TEXTE À LIRE:
┌────────

Résultat conforme : chaque matière première de l’échantillon analysé a un résultat < 0,9 %
Résultat non conforme : au moins une matière première de l’échantillon analysé a un résultat > 0,9 %

Le partage de matériel de distribution, en cuma de désilage automotrice, entre exploitations dites « mixtes » (exploitations certifiées et non certifiées “sans OGM < 0,9%”) comporte des risques de contamination croisée. Il est alors apparu nécessaire de réaliser des échantillonnages, afin de mesurer ce risque et ainsi intégrer la  possibilité du désilage en commun dans les exigences du cahier des charges rédigé par le CNIEL.

A ce jour, la fédération des Cuma Normandie Ouest réalise des essais désilage pour mesurer ce risque de contamination croisée et trouver des leviers opératoires.

Actions engagées :
Elaboration d’un protocole de test pour mesurer le risque de contamination en désilage mixte (conventionnelle et nourri sans OGM) avec trois cas de figure :
Cas 1 : Ration humide (maïs ensilage) sans nettoyage à la paille
Cas 2 : Ration humide (maïs ensilage) avec nettoyage à la paille (20 kg)
Cas 3 : Ration sèche (concentré de soja) avec nettoyage à la paille (20 kg)
Pesées de fonds de cuve et prélèvement d’échantillons pour  analyses en laboratoire (Analyse des traces d’ADN “ogm”/ matière première de ration)

Contact avec les constructeurs pour réfléchir aux améliorations des machines
Réunions réseau Cuma pour élaborer un document d’aide aux Cuma sur les préconisations et les mesures à prendre

1er résultats :
  Plus les résidus de fonds de cuves sont faibles, plus le risque de contamination est limité. En effet, certains évènements génétiques sont détectés mais sont en quantité trop faibles.
   L’élimination des résidus de fond de cuve par le biais d’introduction de paille entre 2 mélanges pourrait être une méthode de nettoyage suffisamment efficace.

Préconisations et mesures: (Hiérarchisation des mesures)
1. Installation d'un cône en tête des vis ainsi que d’un racleur en pied. photo 1
1. bis: Des salariés compétents et formés  (Un chauffeur capable de juger de la qualité du mélange en adaptant les temps et les vitesses de mélanges, en mettant les contre-couteaux ou non, joue un rôle déterminant)

└────────

LA CONSIGNE: Rédigez la suite du texte sur le désilage en commun et le risque de contamination croisée par les OGM, en reprenant juste après sa dernière phrase.

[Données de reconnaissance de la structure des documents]
┌────────

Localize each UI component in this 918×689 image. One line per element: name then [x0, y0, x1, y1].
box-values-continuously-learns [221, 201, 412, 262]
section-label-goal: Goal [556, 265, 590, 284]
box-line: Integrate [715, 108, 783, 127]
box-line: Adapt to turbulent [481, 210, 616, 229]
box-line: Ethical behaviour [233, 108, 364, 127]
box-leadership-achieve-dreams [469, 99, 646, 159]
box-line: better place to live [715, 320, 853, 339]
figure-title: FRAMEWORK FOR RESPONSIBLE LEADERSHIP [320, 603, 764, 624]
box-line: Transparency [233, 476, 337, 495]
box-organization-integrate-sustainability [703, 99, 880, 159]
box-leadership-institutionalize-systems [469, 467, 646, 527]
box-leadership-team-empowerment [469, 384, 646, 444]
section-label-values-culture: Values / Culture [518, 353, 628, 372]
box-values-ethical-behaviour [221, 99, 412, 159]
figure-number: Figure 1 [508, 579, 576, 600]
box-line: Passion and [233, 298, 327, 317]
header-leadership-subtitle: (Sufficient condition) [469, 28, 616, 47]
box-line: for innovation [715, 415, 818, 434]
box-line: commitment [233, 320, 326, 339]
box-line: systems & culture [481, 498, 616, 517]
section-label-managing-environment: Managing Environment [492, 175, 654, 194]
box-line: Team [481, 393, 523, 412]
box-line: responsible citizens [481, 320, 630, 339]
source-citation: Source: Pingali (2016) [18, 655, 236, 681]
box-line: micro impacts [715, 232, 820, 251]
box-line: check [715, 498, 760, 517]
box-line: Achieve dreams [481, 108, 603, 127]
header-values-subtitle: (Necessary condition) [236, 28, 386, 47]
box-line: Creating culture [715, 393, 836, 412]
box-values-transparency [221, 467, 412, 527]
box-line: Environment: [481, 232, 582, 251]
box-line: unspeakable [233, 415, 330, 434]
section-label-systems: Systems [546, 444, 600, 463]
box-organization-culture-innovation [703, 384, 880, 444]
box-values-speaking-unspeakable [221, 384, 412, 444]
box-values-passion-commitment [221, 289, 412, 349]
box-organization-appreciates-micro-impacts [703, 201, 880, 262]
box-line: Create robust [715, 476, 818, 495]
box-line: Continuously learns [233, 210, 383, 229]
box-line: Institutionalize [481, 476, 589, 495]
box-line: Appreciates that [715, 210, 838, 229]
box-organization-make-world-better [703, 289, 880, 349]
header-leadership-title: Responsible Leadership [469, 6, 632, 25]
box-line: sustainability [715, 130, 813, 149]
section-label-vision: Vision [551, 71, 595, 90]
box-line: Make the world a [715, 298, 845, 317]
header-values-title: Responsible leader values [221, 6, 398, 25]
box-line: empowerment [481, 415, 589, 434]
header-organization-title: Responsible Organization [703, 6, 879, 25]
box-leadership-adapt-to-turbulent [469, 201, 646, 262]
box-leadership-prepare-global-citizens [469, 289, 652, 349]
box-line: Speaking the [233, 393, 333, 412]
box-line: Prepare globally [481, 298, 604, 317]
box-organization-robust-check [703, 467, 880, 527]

└────────

RÉPONSE À LA CONSIGNE:
2. entretien de la machine : couteaux et racleurs en état, réglés et changés régulièrement
3. vitesse de rotation accélérée des vis. (diminue les fonds de cuve grâce à un système d'accélération des vis de mélange en fin de vidange)
4. Ajout de racleurs souples en pieds de vis. 
5 Nettoyage en fin de cycle par paille ou ration sans concentrés. (à distribuer ensuite aux génisses. Attention au cout : 1,5 €/mn si 3' > 1400 € par an + 20 kg herbe c'et 2 € par jour donc 600 €)
6. Regrouper  et adapter la tournée par exploitations certifiées et non certifiées. (10 km c'est 200 heures X 60 €/He = 12 000 €)

le Cniel a pris les décisions suivantes :
L’introduction de paille doit être réalisée entre chaque utilisation de la désileuse automotrice entre exploitations mixtes afin de procéder à un « rinçage » du matériel et limiter les résidus de fond de cuve
(cette exigence n’est pas applicable entre 2 exploitations engagées dans une démarche « sans OGM »).
L’échantillonnage n’est plus demandé dans le cadre de notre démarche.
Une analyse de la ration  devra être réalisée entre chaque audit externe, tous les 2 ans. (résultat à fournir lors du contrôle par l’organisme certificateur). 
Document à fournir par l’exploitation : règlement intérieur de la CUMA comprenant une partie décrivant clairement les procédures et mesures prises.(voir liste des solutions hiérarchisées ci dessus)
Une prochaine session d’essais avec échantillonnage et mesures de résidus est programmée avec différents modes opératoires.

Accompagnement de la fédération Normandie Ouest par une offre de formations
Les groupes  continuent de développer leurs prestations avec chauffeurs. Une dizaine de nouveaux postes  ont été créés en 2019.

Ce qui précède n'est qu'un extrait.